■ What the exercise asks
State only the count of lines in the listing below that hold "highly".

-- Start Stored data --

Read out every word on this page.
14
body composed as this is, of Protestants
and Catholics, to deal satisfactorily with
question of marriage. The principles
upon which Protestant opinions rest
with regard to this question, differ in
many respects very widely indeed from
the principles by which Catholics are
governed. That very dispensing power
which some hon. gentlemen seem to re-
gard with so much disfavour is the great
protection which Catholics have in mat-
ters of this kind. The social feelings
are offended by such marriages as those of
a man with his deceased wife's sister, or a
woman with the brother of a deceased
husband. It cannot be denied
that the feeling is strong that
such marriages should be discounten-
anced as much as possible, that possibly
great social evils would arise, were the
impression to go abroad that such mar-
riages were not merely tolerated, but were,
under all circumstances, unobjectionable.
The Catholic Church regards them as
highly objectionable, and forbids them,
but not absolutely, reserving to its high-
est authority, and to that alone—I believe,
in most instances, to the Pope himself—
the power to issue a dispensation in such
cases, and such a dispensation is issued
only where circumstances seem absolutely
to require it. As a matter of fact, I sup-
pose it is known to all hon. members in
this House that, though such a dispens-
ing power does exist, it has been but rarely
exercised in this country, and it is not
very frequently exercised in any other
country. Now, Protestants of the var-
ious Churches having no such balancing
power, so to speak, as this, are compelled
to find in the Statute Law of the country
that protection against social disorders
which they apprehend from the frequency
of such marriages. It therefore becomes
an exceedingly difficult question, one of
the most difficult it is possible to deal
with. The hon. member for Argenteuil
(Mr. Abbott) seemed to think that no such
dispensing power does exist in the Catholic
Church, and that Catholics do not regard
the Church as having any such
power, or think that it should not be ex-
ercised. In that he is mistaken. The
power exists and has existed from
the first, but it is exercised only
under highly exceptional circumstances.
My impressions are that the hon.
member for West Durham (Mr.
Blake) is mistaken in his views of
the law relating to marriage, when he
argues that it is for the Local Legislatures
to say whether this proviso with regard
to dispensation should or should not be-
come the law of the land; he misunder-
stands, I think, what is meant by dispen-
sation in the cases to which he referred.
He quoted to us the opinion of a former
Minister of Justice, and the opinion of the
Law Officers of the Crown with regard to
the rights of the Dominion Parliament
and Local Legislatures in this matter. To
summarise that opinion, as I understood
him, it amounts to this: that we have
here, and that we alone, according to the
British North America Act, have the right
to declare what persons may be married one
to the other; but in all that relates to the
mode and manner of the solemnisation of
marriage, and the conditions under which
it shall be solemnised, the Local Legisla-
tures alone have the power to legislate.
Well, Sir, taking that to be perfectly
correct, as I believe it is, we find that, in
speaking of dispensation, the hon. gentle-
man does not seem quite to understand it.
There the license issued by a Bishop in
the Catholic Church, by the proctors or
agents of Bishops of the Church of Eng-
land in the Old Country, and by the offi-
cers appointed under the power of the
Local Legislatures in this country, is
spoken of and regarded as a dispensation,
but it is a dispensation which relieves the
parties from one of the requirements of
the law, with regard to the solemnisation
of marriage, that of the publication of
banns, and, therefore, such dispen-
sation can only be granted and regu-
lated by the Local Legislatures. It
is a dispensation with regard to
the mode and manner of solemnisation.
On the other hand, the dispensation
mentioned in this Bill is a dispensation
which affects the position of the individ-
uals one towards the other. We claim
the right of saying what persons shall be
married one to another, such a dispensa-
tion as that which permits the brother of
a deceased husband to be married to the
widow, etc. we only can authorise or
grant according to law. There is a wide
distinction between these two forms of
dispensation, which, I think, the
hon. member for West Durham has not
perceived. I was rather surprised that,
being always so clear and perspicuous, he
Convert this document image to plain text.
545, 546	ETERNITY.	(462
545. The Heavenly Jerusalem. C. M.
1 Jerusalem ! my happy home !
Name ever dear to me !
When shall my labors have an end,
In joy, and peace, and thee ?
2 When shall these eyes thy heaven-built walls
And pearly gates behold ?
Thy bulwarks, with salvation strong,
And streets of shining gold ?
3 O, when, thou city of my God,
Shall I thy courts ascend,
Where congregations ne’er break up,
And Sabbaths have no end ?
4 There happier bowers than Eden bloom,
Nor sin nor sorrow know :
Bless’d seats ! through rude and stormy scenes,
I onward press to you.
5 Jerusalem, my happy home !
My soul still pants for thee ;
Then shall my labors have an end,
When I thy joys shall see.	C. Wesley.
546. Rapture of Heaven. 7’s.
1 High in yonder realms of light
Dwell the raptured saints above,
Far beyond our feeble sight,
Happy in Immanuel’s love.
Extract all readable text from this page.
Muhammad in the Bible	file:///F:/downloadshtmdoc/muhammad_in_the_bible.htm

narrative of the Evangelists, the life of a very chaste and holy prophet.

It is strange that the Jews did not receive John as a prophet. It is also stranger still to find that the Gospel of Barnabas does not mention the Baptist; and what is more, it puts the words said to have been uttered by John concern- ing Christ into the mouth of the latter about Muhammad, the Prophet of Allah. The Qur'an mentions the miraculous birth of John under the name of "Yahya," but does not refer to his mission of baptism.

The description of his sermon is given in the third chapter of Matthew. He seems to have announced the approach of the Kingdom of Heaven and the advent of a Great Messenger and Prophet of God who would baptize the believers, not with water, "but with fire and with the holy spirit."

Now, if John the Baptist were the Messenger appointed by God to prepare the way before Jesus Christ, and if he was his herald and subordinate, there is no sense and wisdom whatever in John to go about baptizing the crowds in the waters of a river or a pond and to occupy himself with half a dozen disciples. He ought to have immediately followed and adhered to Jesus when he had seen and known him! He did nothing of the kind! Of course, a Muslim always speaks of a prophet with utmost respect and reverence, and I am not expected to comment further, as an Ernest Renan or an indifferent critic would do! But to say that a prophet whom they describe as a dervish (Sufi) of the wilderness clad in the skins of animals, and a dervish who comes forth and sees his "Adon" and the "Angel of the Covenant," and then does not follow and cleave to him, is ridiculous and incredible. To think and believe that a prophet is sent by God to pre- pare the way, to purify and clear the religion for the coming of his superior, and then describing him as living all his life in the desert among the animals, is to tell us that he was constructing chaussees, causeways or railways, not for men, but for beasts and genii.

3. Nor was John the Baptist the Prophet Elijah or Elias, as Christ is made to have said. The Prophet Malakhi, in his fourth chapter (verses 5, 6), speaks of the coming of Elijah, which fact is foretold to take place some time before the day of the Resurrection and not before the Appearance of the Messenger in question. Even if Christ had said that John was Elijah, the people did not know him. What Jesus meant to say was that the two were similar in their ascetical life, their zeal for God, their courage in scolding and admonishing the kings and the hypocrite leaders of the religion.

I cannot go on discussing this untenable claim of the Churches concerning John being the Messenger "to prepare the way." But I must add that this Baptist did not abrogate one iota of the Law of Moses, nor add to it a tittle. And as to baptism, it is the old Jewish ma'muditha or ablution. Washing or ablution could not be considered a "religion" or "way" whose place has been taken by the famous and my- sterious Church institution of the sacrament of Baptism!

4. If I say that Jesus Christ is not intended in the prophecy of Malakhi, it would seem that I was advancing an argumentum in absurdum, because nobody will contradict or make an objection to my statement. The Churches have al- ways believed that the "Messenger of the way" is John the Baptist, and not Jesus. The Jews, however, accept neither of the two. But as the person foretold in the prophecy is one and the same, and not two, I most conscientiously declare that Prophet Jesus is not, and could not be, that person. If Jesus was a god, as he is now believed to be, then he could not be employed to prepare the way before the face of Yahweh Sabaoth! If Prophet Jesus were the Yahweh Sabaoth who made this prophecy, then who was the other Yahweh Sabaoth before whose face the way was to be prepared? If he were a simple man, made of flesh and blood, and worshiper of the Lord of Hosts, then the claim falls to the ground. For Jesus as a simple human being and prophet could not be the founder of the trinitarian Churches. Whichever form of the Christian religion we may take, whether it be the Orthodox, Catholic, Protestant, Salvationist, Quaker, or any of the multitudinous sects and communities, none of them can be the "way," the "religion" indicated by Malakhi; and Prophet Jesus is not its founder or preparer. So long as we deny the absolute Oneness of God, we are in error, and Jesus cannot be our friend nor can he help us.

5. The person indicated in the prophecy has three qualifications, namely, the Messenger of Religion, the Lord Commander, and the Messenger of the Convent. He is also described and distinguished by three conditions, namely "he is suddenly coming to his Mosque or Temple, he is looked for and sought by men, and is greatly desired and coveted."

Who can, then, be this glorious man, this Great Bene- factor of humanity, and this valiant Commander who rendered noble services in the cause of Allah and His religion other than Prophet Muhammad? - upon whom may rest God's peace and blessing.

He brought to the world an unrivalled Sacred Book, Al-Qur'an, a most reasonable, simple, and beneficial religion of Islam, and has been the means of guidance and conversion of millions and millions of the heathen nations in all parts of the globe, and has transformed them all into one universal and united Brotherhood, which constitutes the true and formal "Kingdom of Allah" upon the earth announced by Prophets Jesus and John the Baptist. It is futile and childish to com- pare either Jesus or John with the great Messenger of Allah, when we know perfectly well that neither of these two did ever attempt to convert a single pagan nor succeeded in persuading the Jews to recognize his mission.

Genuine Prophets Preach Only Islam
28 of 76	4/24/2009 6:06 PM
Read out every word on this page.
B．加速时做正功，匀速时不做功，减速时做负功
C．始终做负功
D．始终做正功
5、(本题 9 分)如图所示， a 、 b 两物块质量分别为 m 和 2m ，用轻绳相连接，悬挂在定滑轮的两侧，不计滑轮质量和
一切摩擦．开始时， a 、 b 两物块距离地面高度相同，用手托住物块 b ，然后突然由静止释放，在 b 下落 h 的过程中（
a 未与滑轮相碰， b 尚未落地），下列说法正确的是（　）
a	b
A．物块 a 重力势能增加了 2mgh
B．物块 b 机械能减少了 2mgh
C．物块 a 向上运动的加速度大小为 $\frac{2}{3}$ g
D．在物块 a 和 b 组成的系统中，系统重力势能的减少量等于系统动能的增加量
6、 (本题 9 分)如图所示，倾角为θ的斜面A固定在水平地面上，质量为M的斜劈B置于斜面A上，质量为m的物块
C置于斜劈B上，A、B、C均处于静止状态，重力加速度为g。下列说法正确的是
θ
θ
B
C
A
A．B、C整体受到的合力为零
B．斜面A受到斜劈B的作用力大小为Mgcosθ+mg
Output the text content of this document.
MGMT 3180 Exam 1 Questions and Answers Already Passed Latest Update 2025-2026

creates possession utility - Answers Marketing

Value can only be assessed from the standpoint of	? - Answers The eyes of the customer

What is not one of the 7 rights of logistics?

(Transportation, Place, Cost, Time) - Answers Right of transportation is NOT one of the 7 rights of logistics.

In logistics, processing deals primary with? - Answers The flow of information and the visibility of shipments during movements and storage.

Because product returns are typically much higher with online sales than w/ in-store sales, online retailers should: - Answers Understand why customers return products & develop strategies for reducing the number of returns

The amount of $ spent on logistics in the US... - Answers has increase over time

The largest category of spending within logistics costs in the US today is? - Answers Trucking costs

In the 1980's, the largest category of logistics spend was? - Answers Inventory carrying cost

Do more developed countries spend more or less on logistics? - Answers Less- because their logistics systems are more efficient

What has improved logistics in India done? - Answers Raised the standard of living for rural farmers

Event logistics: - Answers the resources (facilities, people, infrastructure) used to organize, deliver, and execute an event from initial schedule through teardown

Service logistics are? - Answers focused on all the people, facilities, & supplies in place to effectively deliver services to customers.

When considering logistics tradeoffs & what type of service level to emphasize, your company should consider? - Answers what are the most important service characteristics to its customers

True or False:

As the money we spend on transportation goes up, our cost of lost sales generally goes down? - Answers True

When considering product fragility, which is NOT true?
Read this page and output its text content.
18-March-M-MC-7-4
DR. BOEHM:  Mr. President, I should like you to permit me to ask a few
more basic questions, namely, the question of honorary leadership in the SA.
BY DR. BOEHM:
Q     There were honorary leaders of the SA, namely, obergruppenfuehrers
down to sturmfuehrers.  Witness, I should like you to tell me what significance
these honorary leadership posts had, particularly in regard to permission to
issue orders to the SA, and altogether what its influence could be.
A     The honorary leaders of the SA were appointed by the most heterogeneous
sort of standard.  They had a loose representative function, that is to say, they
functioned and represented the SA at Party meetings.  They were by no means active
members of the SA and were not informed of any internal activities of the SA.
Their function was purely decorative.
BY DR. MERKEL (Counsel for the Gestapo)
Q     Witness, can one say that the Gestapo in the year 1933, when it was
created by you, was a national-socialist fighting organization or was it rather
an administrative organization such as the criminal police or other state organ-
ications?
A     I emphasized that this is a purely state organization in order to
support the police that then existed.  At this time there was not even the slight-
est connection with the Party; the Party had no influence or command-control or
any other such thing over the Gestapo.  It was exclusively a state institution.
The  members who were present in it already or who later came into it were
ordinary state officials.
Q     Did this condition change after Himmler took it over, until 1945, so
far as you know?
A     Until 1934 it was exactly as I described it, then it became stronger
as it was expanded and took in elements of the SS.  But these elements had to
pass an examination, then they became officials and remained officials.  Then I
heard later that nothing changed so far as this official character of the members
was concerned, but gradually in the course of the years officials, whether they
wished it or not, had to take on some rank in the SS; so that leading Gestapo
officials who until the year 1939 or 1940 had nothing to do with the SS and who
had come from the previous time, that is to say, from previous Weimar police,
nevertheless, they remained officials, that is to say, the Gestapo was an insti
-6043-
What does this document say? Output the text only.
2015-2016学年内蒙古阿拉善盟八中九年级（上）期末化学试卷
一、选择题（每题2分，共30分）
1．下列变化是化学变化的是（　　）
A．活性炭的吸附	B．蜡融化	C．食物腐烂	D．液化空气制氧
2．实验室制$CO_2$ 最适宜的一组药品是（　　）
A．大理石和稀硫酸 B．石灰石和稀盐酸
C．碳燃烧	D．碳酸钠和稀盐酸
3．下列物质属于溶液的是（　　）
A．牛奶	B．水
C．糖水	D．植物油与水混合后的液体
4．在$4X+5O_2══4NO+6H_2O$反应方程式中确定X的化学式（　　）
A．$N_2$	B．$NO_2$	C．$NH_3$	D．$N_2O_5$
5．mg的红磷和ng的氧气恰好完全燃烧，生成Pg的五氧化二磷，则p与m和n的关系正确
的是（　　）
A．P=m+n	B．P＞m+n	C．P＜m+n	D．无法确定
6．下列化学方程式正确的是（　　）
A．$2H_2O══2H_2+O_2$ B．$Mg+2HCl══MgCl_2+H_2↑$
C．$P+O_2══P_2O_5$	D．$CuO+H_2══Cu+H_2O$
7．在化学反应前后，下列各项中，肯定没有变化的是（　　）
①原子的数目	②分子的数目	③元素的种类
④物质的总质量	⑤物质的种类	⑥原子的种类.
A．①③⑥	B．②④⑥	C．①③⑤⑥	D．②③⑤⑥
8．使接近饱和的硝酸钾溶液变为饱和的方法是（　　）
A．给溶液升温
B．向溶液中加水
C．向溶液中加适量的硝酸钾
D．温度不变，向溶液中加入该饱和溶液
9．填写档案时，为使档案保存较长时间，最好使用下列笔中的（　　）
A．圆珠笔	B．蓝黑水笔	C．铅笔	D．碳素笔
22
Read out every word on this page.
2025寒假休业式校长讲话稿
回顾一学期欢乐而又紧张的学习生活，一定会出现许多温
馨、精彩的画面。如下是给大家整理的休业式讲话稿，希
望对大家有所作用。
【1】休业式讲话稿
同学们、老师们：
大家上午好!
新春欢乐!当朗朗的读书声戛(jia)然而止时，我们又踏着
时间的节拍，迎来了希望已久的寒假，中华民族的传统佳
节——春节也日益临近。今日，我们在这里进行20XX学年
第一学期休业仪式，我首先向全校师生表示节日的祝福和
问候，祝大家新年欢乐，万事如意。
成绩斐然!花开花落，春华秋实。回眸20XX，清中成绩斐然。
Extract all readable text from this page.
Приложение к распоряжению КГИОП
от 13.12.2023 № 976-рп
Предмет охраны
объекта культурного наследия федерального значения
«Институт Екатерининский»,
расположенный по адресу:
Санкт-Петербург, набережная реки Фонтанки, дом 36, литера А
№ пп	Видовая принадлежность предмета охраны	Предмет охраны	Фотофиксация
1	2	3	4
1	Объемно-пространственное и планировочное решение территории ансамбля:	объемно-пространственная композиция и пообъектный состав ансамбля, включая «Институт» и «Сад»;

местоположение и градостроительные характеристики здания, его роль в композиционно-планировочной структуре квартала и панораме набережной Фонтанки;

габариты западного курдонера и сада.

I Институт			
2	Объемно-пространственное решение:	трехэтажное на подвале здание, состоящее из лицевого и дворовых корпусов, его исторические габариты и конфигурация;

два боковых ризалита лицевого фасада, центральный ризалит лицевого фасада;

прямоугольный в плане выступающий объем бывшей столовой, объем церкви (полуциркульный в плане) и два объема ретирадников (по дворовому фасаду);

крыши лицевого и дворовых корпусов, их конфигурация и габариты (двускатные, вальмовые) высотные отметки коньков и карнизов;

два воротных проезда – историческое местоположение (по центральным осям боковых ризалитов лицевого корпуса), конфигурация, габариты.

-- End Stored data --

■ Correct result
2